▸ **EXERCISE**:
Write out the material exactly, leaving every picture behind.

━━━ EXCERPTED DATA

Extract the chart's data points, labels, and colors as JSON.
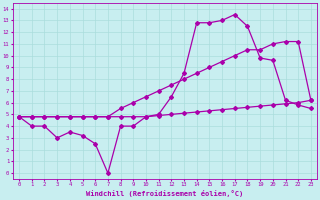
{
  "background_color": "#c8eef0",
  "grid_color": "#aadddd",
  "line_color": "#aa00aa",
  "marker": "D",
  "markersize": 2,
  "linewidth": 0.9,
  "xlabel": "Windchill (Refroidissement éolien,°C)",
  "xlim": [
    -0.5,
    23.5
  ],
  "ylim": [
    -0.5,
    14.5
  ],
  "xticks": [
    0,
    1,
    2,
    3,
    4,
    5,
    6,
    7,
    8,
    9,
    10,
    11,
    12,
    13,
    14,
    15,
    16,
    17,
    18,
    19,
    20,
    21,
    22,
    23
  ],
  "yticks": [
    0,
    1,
    2,
    3,
    4,
    5,
    6,
    7,
    8,
    9,
    10,
    11,
    12,
    13,
    14
  ],
  "line1_x": [
    0,
    1,
    2,
    3,
    4,
    5,
    6,
    7,
    8,
    9,
    10,
    11,
    12,
    13,
    14,
    15,
    16,
    17,
    18,
    19,
    20,
    21,
    22,
    23
  ],
  "line1_y": [
    4.8,
    4.0,
    4.0,
    3.0,
    3.5,
    3.2,
    2.5,
    0.0,
    4.0,
    4.0,
    4.8,
    5.0,
    6.5,
    8.5,
    12.8,
    12.8,
    13.0,
    13.5,
    12.5,
    9.8,
    9.6,
    6.2,
    5.8,
    5.5
  ],
  "line2_x": [
    0,
    1,
    2,
    3,
    4,
    5,
    6,
    7,
    8,
    9,
    10,
    11,
    12,
    13,
    14,
    15,
    16,
    17,
    18,
    19,
    20,
    21,
    22,
    23
  ],
  "line2_y": [
    4.8,
    4.8,
    4.8,
    4.8,
    4.8,
    4.8,
    4.8,
    4.8,
    5.5,
    6.0,
    6.5,
    7.0,
    7.5,
    8.0,
    8.5,
    9.0,
    9.5,
    10.0,
    10.5,
    10.5,
    11.0,
    11.2,
    11.2,
    6.2
  ],
  "line3_x": [
    0,
    1,
    2,
    3,
    4,
    5,
    6,
    7,
    8,
    9,
    10,
    11,
    12,
    13,
    14,
    15,
    16,
    17,
    18,
    19,
    20,
    21,
    22,
    23
  ],
  "line3_y": [
    4.8,
    4.8,
    4.8,
    4.8,
    4.8,
    4.8,
    4.8,
    4.8,
    4.8,
    4.8,
    4.8,
    4.9,
    5.0,
    5.1,
    5.2,
    5.3,
    5.4,
    5.5,
    5.6,
    5.7,
    5.8,
    5.9,
    6.0,
    6.2
  ]
}
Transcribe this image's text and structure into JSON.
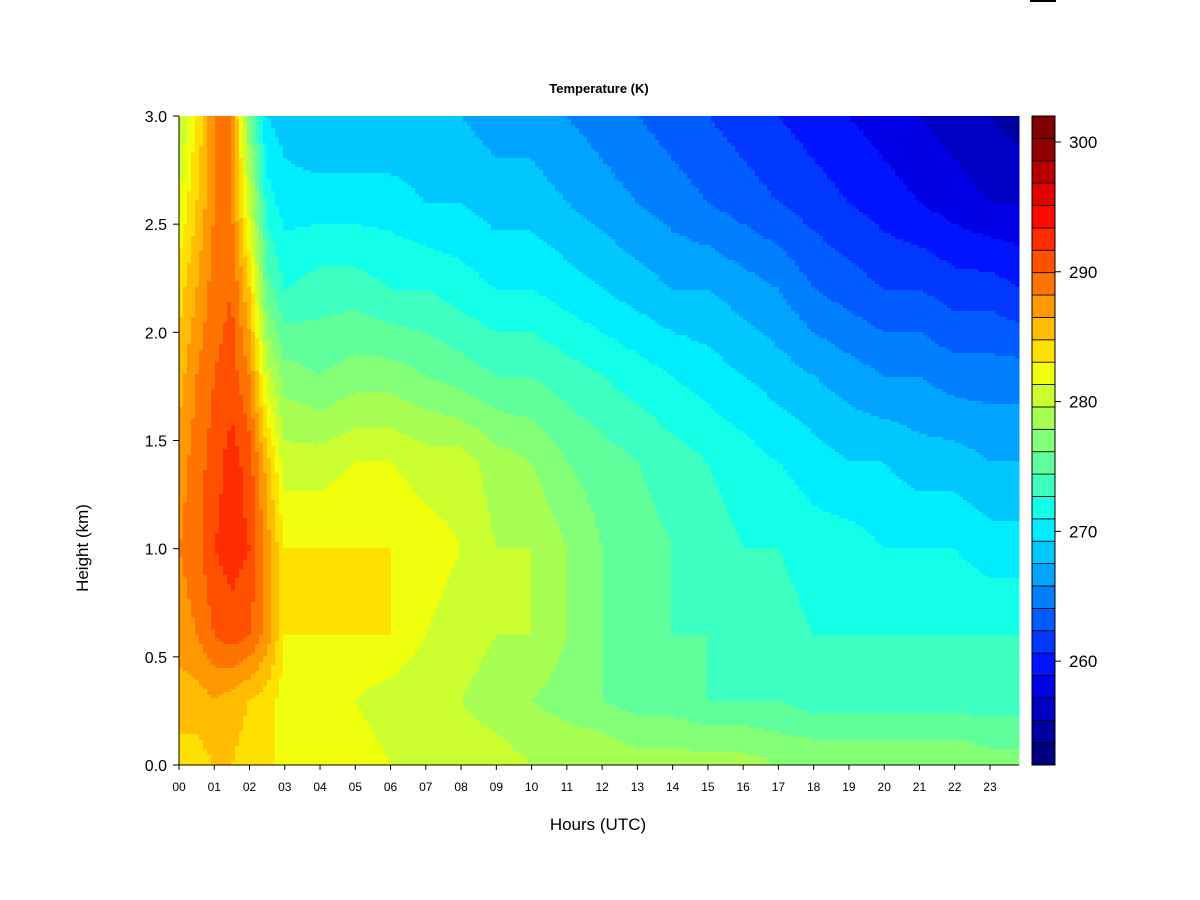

━━━━━━

▸ **FULL ANSWER**:
Extract the chart's data points, labels, and colors as JSON.
{
  "background_color": "#c8eef0",
  "grid_color": "#aadddd",
  "line_color": "#aa00aa",
  "marker": "D",
  "markersize": 2,
  "linewidth": 0.9,
  "xlabel": "Windchill (Refroidissement éolien,°C)",
  "xlim": [
    -0.5,
    23.5
  ],
  "ylim": [
    -0.5,
    14.5
  ],
  "xticks": [
    0,
    1,
    2,
    3,
    4,
    5,
    6,
    7,
    8,
    9,
    10,
    11,
    12,
    13,
    14,
    15,
    16,
    17,
    18,
    19,
    20,
    21,
    22,
    23
  ],
  "yticks": [
    0,
    1,
    2,
    3,
    4,
    5,
    6,
    7,
    8,
    9,
    10,
    11,
    12,
    13,
    14
  ],
  "line1_x": [
    0,
    1,
    2,
    3,
    4,
    5,
    6,
    7,
    8,
    9,
    10,
    11,
    12,
    13,
    14,
    15,
    16,
    17,
    18,
    19,
    20,
    21,
    22,
    23
  ],
  "line1_y": [
    4.8,
    4.0,
    4.0,
    3.0,
    3.5,
    3.2,
    2.5,
    0.0,
    4.0,
    4.0,
    4.8,
    5.0,
    6.5,
    8.5,
    12.8,
    12.8,
    13.0,
    13.5,
    12.5,
    9.8,
    9.6,
    6.2,
    5.8,
    5.5
  ],
  "line2_x": [
    0,
    1,
    2,
    3,
    4,
    5,
    6,
    7,
    8,
    9,
    10,
    11,
    12,
    13,
    14,
    15,
    16,
    17,
    18,
    19,
    20,
    21,
    22,
    23
  ],
  "line2_y": [
    4.8,
    4.8,
    4.8,
    4.8,
    4.8,
    4.8,
    4.8,
    4.8,
    5.5,
    6.0,
    6.5,
    7.0,
    7.5,
    8.0,
    8.5,
    9.0,
    9.5,
    10.0,
    10.5,
    10.5,
    11.0,
    11.2,
    11.2,
    6.2
  ],
  "line3_x": [
    0,
    1,
    2,
    3,
    4,
    5,
    6,
    7,
    8,
    9,
    10,
    11,
    12,
    13,
    14,
    15,
    16,
    17,
    18,
    19,
    20,
    21,
    22,
    23
  ],
  "line3_y": [
    4.8,
    4.8,
    4.8,
    4.8,
    4.8,
    4.8,
    4.8,
    4.8,
    4.8,
    4.8,
    4.8,
    4.9,
    5.0,
    5.1,
    5.2,
    5.3,
    5.4,
    5.5,
    5.6,
    5.7,
    5.8,
    5.9,
    6.0,
    6.2
  ]
}
Transcribe this image's text and structure into JSON.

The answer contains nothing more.